• [Set task] Output all lines exactly, with nothing added or dropped.

• [Data excerpts]
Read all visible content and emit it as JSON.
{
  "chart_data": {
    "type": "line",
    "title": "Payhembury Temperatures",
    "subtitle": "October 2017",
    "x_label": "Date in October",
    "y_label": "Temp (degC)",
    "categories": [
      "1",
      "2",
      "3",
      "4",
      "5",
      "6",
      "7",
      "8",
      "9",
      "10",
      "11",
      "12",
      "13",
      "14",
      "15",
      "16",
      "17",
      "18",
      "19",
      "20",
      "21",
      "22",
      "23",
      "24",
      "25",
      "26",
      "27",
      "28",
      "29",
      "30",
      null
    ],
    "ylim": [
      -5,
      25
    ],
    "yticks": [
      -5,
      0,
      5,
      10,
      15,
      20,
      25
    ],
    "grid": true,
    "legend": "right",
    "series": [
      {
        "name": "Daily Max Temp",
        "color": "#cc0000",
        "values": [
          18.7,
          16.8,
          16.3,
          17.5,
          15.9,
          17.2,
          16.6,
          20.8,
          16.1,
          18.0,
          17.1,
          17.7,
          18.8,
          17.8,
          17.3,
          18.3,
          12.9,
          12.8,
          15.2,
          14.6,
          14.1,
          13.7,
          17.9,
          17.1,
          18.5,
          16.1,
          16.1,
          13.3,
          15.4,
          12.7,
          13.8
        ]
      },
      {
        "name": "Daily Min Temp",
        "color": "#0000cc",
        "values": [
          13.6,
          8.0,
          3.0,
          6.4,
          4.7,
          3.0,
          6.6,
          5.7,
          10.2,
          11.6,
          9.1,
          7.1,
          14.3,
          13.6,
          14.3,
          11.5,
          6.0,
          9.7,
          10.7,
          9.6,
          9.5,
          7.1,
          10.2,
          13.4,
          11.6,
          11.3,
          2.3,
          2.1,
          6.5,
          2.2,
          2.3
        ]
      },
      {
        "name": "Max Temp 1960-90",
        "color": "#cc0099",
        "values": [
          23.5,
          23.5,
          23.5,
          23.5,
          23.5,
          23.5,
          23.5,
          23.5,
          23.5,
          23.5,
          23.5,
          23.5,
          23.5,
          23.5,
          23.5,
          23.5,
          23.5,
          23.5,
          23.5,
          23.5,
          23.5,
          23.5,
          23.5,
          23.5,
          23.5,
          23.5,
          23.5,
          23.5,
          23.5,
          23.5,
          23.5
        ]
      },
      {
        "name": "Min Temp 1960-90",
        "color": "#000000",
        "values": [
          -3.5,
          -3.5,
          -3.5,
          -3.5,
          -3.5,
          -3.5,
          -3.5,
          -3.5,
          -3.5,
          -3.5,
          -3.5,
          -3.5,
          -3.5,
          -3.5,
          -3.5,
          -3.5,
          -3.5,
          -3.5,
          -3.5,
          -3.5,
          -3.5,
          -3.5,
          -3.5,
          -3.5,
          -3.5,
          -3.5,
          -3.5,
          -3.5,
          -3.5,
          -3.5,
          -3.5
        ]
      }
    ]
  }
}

• [Response]
Read all visible content and emit it as JSON.
{
  "chart_data": {
    "type": "line",
    "title": "Payhembury Temperatures",
    "subtitle": "October 2017",
    "x_label": "Date in October",
    "y_label": "Temp (degC)",
    "categories": [
      "1",
      "2",
      "3",
      "4",
      "5",
      "6",
      "7",
      "8",
      "9",
      "10",
      "11",
      "12",
      "13",
      "14",
      "15",
      "16",
      "17",
      "18",
      "19",
      "20",
      "21",
      "22",
      "23",
      "24",
      "25",
      "26",
      "27",
      "28",
      "29",
      "30",
      null
    ],
    "ylim": [
      -5,
      25
    ],
    "yticks": [
      -5,
      0,
      5,
      10,
      15,
      20,
      25
    ],
    "grid": true,
    "legend": "right",
    "series": [
      {
        "name": "Daily Max Temp",
        "color": "#cc0000",
        "values": [
          18.7,
          16.8,
          16.3,
          17.5,
          15.9,
          17.2,
          16.6,
          20.8,
          16.1,
          18.0,
          17.1,
          17.7,
          18.8,
          17.8,
          17.3,
          18.3,
          12.9,
          12.8,
          15.2,
          14.6,
          14.1,
          13.7,
          17.9,
          17.1,
          18.5,
          16.1,
          16.1,
          13.3,
          15.4,
          12.7,
          13.8
        ]
      },
      {
        "name": "Daily Min Temp",
        "color": "#0000cc",
        "values": [
          13.6,
          8.0,
          3.0,
          6.4,
          4.7,
          3.0,
          6.6,
          5.7,
          10.2,
          11.6,
          9.1,
          7.1,
          14.3,
          13.6,
          14.3,
          11.5,
          6.0,
          9.7,
          10.7,
          9.6,
          9.5,
          7.1,
          10.2,
          13.4,
          11.6,
          11.3,
          2.3,
          2.1,
          6.5,
          2.2,
          2.3
        ]
      },
      {
        "name": "Max Temp 1960-90",
        "color": "#cc0099",
        "values": [
          23.5,
          23.5,
          23.5,
          23.5,
          23.5,
          23.5,
          23.5,
          23.5,
          23.5,
          23.5,
          23.5,
          23.5,
          23.5,
          23.5,
          23.5,
          23.5,
          23.5,
          23.5,
          23.5,
          23.5,
          23.5,
          23.5,
          23.5,
          23.5,
          23.5,
          23.5,
          23.5,
          23.5,
          23.5,
          23.5,
          23.5
        ]
      },
      {
        "name": "Min Temp 1960-90",
        "color": "#000000",
        "values": [
          -3.5,
          -3.5,
          -3.5,
          -3.5,
          -3.5,
          -3.5,
          -3.5,
          -3.5,
          -3.5,
          -3.5,
          -3.5,
          -3.5,
          -3.5,
          -3.5,
          -3.5,
          -3.5,
          -3.5,
          -3.5,
          -3.5,
          -3.5,
          -3.5,
          -3.5,
          -3.5,
          -3.5,
          -3.5,
          -3.5,
          -3.5,
          -3.5,
          -3.5,
          -3.5,
          -3.5
        ]
      }
    ]
  }
}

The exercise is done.